_PROBLEM STATEMENT_: Pull each line holding "جاتا" out of the entries below.

Collection entries:

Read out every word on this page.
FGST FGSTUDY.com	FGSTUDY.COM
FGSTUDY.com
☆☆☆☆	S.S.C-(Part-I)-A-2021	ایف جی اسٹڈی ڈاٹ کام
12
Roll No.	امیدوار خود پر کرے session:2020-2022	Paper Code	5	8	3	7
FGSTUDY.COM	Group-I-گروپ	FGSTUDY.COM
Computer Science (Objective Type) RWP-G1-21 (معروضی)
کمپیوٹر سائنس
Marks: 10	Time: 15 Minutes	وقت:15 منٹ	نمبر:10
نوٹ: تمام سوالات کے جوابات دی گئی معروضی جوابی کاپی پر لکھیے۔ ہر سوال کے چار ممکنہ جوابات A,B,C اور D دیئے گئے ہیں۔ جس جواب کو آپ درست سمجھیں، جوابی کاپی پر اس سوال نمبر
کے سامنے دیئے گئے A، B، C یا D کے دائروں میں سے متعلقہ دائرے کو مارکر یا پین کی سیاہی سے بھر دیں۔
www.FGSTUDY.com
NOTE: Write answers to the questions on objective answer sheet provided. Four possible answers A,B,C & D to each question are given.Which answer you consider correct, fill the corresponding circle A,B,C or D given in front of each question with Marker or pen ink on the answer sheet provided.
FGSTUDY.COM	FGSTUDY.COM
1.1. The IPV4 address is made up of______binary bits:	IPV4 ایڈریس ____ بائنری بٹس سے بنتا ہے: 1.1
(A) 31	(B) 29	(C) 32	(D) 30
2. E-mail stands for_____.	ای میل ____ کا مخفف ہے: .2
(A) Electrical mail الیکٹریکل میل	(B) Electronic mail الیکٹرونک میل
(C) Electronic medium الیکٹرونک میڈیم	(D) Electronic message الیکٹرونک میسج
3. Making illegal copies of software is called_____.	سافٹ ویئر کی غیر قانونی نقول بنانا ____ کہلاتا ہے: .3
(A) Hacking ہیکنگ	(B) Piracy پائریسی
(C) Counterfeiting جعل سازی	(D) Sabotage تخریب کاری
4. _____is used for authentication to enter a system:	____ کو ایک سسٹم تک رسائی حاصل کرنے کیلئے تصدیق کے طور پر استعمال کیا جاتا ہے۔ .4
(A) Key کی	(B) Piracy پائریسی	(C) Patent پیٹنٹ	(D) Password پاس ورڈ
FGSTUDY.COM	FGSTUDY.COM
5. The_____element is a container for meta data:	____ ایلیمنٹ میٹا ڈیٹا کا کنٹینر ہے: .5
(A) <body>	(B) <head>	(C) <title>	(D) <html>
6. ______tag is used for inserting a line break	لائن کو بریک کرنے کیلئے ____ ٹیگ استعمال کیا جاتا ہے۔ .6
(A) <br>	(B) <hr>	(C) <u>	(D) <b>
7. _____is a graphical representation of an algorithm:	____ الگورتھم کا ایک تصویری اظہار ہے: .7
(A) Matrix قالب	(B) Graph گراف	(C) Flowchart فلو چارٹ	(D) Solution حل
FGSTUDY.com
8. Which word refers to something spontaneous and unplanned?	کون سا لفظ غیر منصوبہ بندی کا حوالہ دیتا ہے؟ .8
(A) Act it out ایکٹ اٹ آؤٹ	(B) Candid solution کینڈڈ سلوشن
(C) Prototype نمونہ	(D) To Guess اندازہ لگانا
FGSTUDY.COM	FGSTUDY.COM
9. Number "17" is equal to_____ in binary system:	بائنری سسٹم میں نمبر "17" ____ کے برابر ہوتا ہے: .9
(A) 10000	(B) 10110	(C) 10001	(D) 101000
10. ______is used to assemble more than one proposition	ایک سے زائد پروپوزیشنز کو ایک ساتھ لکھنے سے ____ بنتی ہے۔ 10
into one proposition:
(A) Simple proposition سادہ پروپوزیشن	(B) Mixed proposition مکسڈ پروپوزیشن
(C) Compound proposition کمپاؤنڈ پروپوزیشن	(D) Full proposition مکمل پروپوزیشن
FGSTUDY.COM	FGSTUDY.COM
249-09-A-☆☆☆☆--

_EXERCISE OUTPUT_:
4. _____is used for authentication to enter a system:	____ کو ایک سسٹم تک رسائی حاصل کرنے کیلئے تصدیق کے طور پر استعمال کیا جاتا ہے۔ .4
6. ______tag is used for inserting a line break	لائن کو بریک کرنے کیلئے ____ ٹیگ استعمال کیا جاتا ہے۔ .6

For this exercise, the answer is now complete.